>> Start Records to process
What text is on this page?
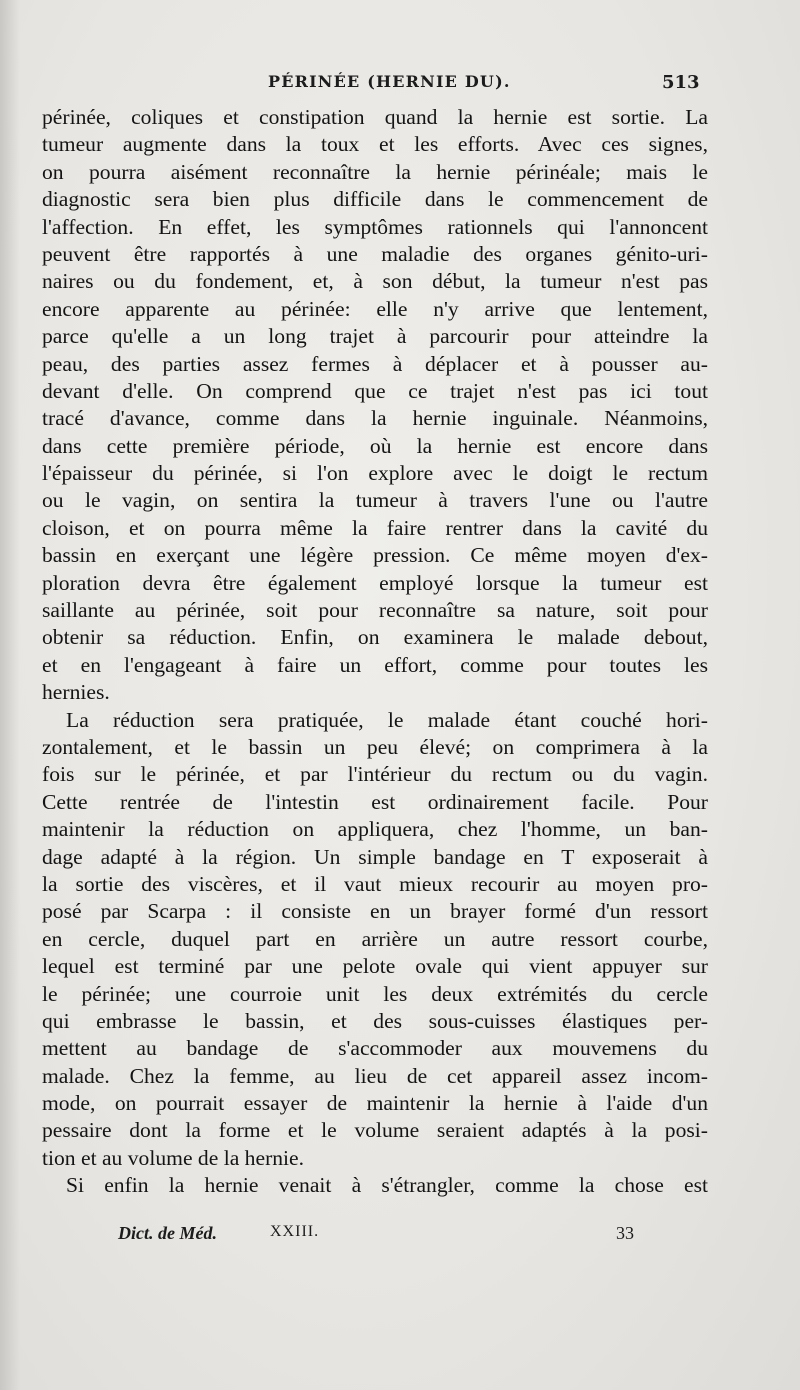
PÉRINÉE (HERNIE DU).	513
périnée, coliques et constipation quand la hernie est sortie. La
tumeur augmente dans la toux et les efforts. Avec ces signes,
on pourra aisément reconnaître la hernie périnéale; mais le
diagnostic sera bien plus difficile dans le commencement de
l'affection. En effet, les symptômes rationnels qui l'annoncent
peuvent être rapportés à une maladie des organes génito-uri-
naires ou du fondement, et, à son début, la tumeur n'est pas
encore apparente au périnée: elle n'y arrive que lentement,
parce qu'elle a un long trajet à parcourir pour atteindre la
peau, des parties assez fermes à déplacer et à pousser au-
devant d'elle. On comprend que ce trajet n'est pas ici tout
tracé d'avance, comme dans la hernie inguinale. Néanmoins,
dans cette première période, où la hernie est encore dans
l'épaisseur du périnée, si l'on explore avec le doigt le rectum
ou le vagin, on sentira la tumeur à travers l'une ou l'autre
cloison, et on pourra même la faire rentrer dans la cavité du
bassin en exerçant une légère pression. Ce même moyen d'ex-
ploration devra être également employé lorsque la tumeur est
saillante au périnée, soit pour reconnaître sa nature, soit pour
obtenir sa réduction. Enfin, on examinera le malade debout,
et en l'engageant à faire un effort, comme pour toutes les
hernies.
La réduction sera pratiquée, le malade étant couché hori-
zontalement, et le bassin un peu élevé; on comprimera à la
fois sur le périnée, et par l'intérieur du rectum ou du vagin.
Cette rentrée de l'intestin est ordinairement facile. Pour
maintenir la réduction on appliquera, chez l'homme, un ban-
dage adapté à la région. Un simple bandage en T exposerait à
la sortie des viscères, et il vaut mieux recourir au moyen pro-
posé par Scarpa : il consiste en un brayer formé d'un ressort
en cercle, duquel part en arrière un autre ressort courbe,
lequel est terminé par une pelote ovale qui vient appuyer sur
le périnée; une courroie unit les deux extrémités du cercle
qui embrasse le bassin, et des sous-cuisses élastiques per-
mettent au bandage de s'accommoder aux mouvemens du
malade. Chez la femme, au lieu de cet appareil assez incom-
mode, on pourrait essayer de maintenir la hernie à l'aide d'un
pessaire dont la forme et le volume seraient adaptés à la posi-
tion et au volume de la hernie.
Si enfin la hernie venait à s'étrangler, comme la chose est
Dict. de Méd.	XXIII.	33
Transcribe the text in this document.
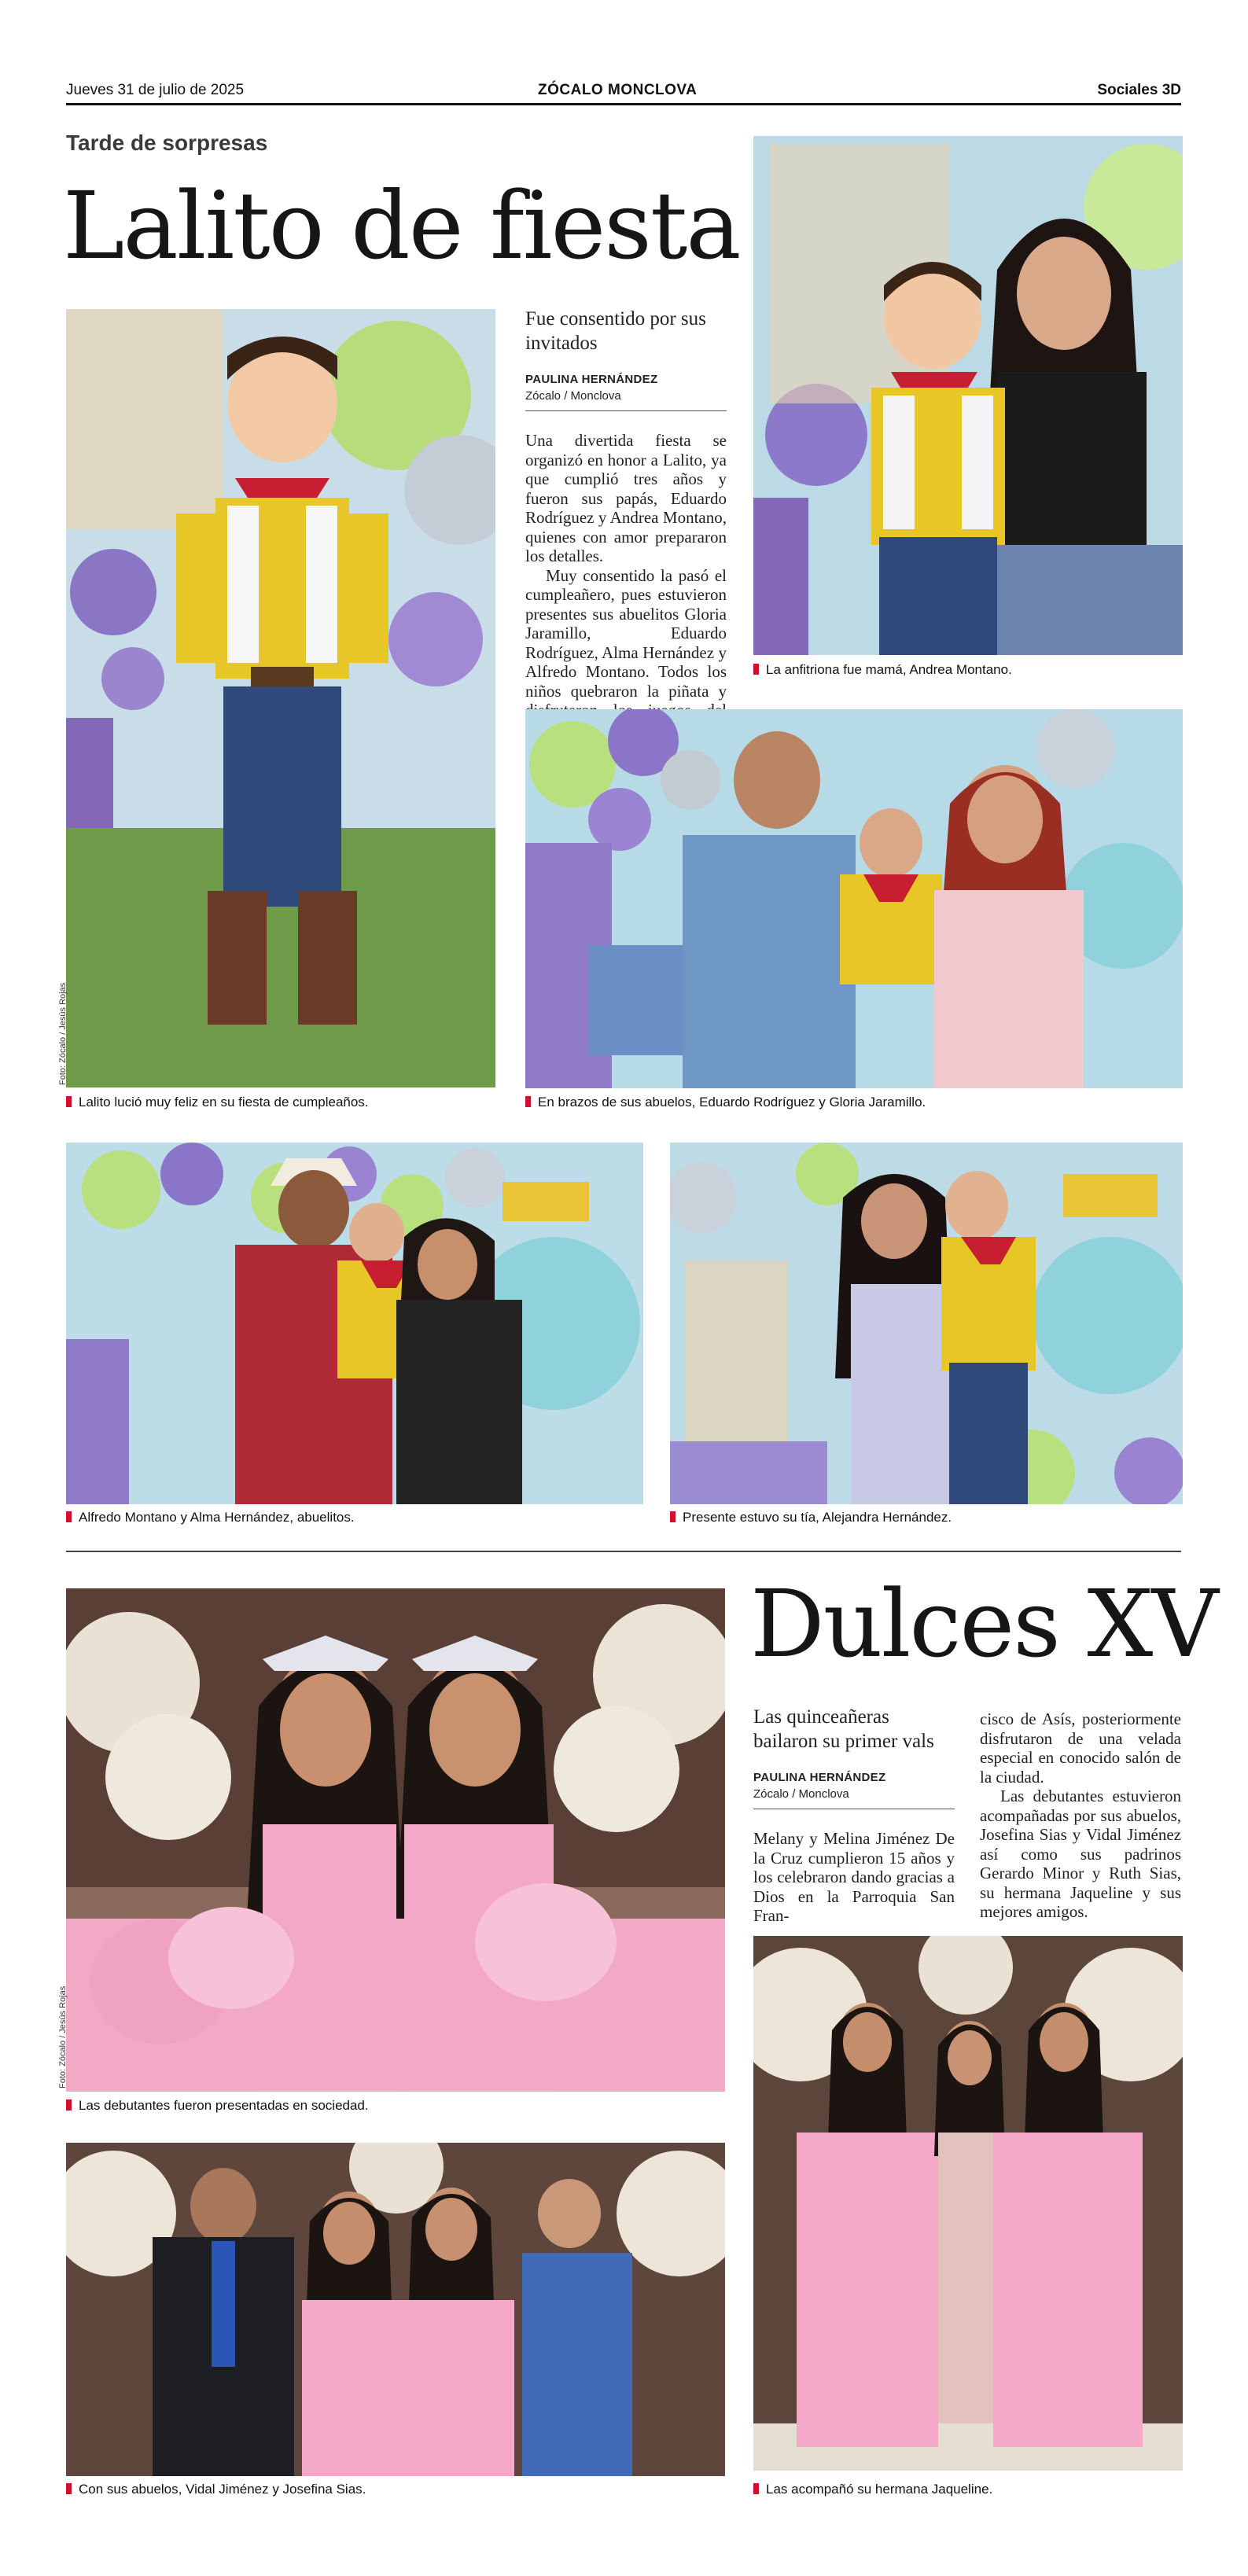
Jueves 31 de julio de 2025	ZÓCALO MONCLOVA	Sociales 3D
Tarde de sorpresas
Lalito de fiesta
Foto: Zócalo / Jesús Rojas
Lalito lució muy feliz en su fiesta de cumpleaños.
Fue consentido por sus invitados
PAULINA HERNÁNDEZ
Zócalo / Monclova

Una divertida fiesta se organizó en honor a Lalito, ya que cumplió tres años y fueron sus papás, Eduardo Rodríguez y Andrea Montano, quienes con amor prepararon los detalles.

Muy consentido la pasó el cumpleañero, pues estuvieron presentes sus abuelitos Gloria Jaramillo, Eduardo Rodríguez, Alma Hernández y Alfredo Montano. Todos los niños quebraron la piñata y

La anfitriona fue mamá, Andrea Montano.
En brazos de sus abuelos, Eduardo Rodríguez y Gloria Jaramillo.
Alfredo Montano y Alma Hernández, abuelitos.	Presente estuvo su tía, Alejandra Hernández.
Foto: Zócalo / Jesús Rojas
Las debutantes fueron presentadas en sociedad.
Con sus abuelos, Vidal Jiménez y Josefina Sias.
Dulces XV
Las quinceañeras bailaron su primer vals
PAULINA HERNÁNDEZ
Zócalo / Monclova

Melany y Melina Jiménez De la Cruz cumplieron 15 años y los celebraron dando gracias a Dios en la Parroquia San Fran-

cisco de Asís, posteriormente disfrutaron de una velada especial en conocido salón de la ciudad.

Las debutantes estuvieron acompañadas por sus abuelos, Josefina Sias y Vidal Jiménez así como sus padrinos Gerardo Minor y Ruth Sias, su hermana Jaqueline y sus mejores amigos.

Las acompañó su hermana Jaqueline.
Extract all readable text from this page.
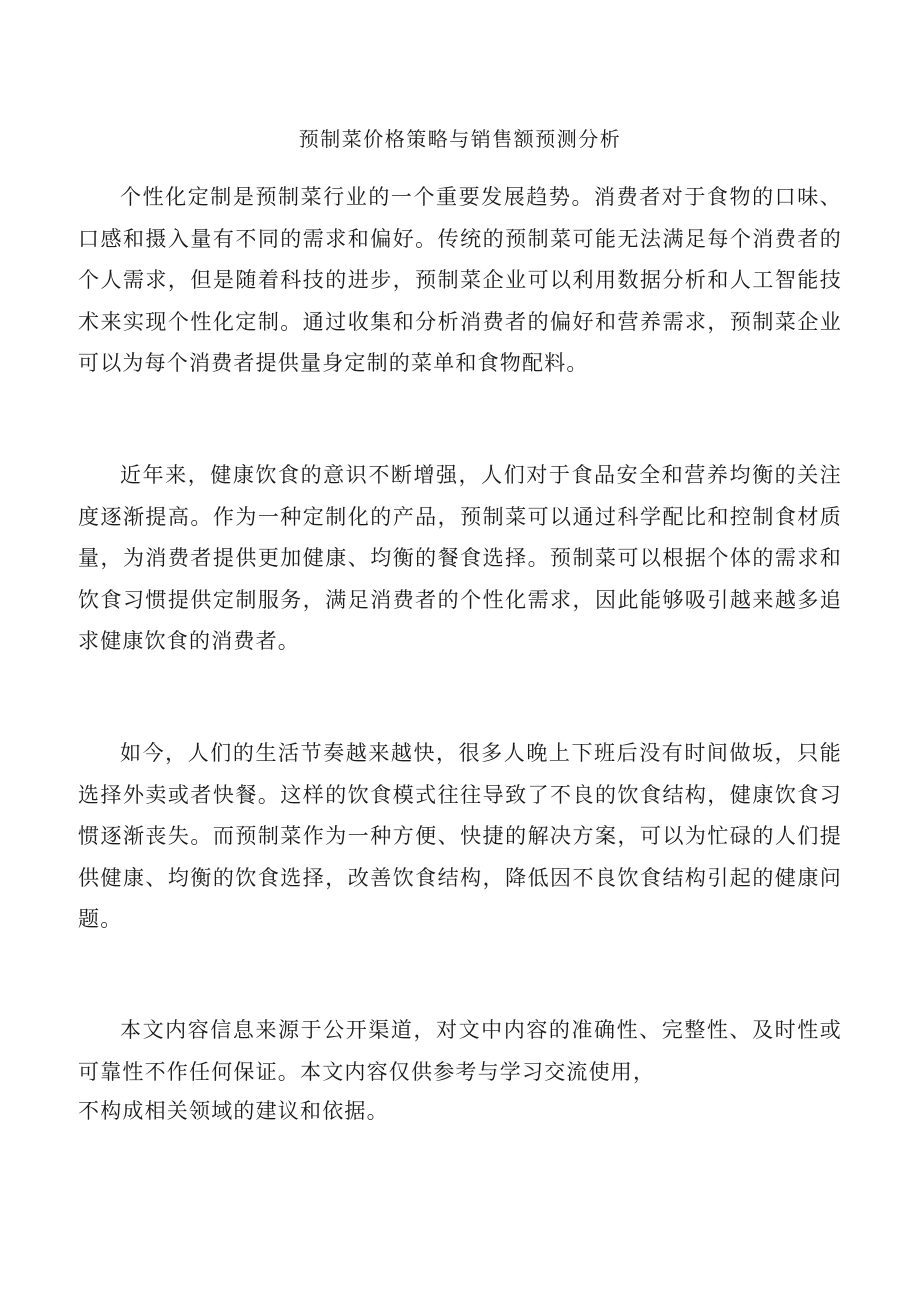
预制菜价格策略与销售额预测分析

个性化定制是预制菜行业的一个重要发展趋势。消费者对于食物的口味、口感和摄入量有不同的需求和偏好。传统的预制菜可能无法满足每个消费者的个人需求，但是随着科技的进步，预制菜企业可以利用数据分析和人工智能技术来实现个性化定制。通过收集和分析消费者的偏好和营养需求，预制菜企业可以为每个消费者提供量身定制的菜单和食物配料。

近年来，健康饮食的意识不断增强，人们对于食品安全和营养均衡的关注度逐渐提高。作为一种定制化的产品，预制菜可以通过科学配比和控制食材质量，为消费者提供更加健康、均衡的餐食选择。预制菜可以根据个体的需求和饮食习惯提供定制服务，满足消费者的个性化需求，因此能够吸引越来越多追求健康饮食的消费者。

如今，人们的生活节奏越来越快，很多人晚上下班后没有时间做坂，只能选择外卖或者快餐。这样的饮食模式往往导致了不良的饮食结构，健康饮食习惯逐渐丧失。而预制菜作为一种方便、快捷的解决方案，可以为忙碌的人们提供健康、均衡的饮食选择，改善饮食结构，降低因不良饮食结构引起的健康问题。

本文内容信息来源于公开渠道，对文中内容的准确性、完整性、及时性或可靠性不作任何保证。本文内容仅供参考与学习交流使用，
不构成相关领域的建议和依据。
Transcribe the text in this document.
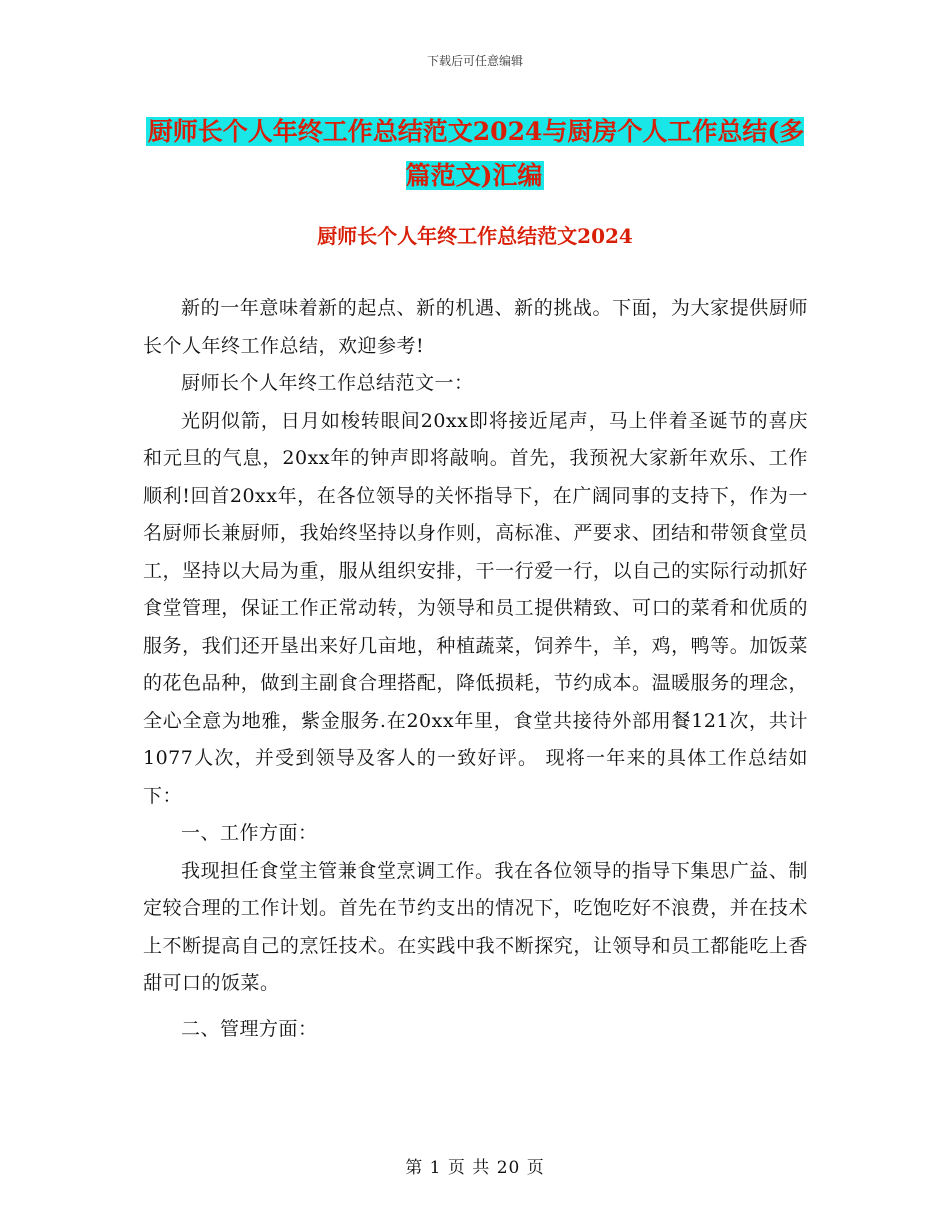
下载后可任意编辑
厨师长个人年终工作总结范文2024与厨房个人工作总结(多篇范文)汇编
厨师长个人年终工作总结范文2024

新的一年意味着新的起点、新的机遇、新的挑战。下面，为大家提供厨师长个人年终工作总结，欢迎参考!

厨师长个人年终工作总结范文一：

光阴似箭，日月如梭转眼间20xx即将接近尾声，马上伴着圣诞节的喜庆和元旦的气息，20xx年的钟声即将敲响。首先，我预祝大家新年欢乐、工作顺利!回首20xx年，在各位领导的关怀指导下，在广阔同事的支持下，作为一名厨师长兼厨师，我始终坚持以身作则，高标准、严要求、团结和带领食堂员工，坚持以大局为重，服从组织安排，干一行爱一行，以自己的实际行动抓好食堂管理，保证工作正常动转，为领导和员工提供精致、可口的菜肴和优质的服务，我们还开垦出来好几亩地，种植蔬菜，饲养牛，羊，鸡，鸭等。加饭菜的花色品种，做到主副食合理搭配，降低损耗，节约成本。温暖服务的理念，全心全意为地雅，紫金服务.在20xx年里，食堂共接待外部用餐121次，共计1077人次，并受到领导及客人的一致好评。 现将一年来的具体工作总结如下：

一、工作方面：

我现担任食堂主管兼食堂烹调工作。我在各位领导的指导下集思广益、制定较合理的工作计划。首先在节约支出的情况下，吃饱吃好不浪费，并在技术上不断提高自己的烹饪技术。在实践中我不断探究，让领导和员工都能吃上香甜可口的饭菜。

二、管理方面：

第 1 页 共 20 页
>> End Records to process
— What is expected —
Report every line containing the word "abuelitos" from the listing above.

— Answer to the problem —
Muy consentido la pasó el cumpleañero, pues estuvieron presentes sus abuelitos Gloria Jaramillo, Eduardo Rodríguez, Alma Hernández y Alfredo Montano. Todos los niños quebraron la piñata y
Alfredo Montano y Alma Hernández, abuelitos.	Presente estuvo su tía, Alejandra Hernández.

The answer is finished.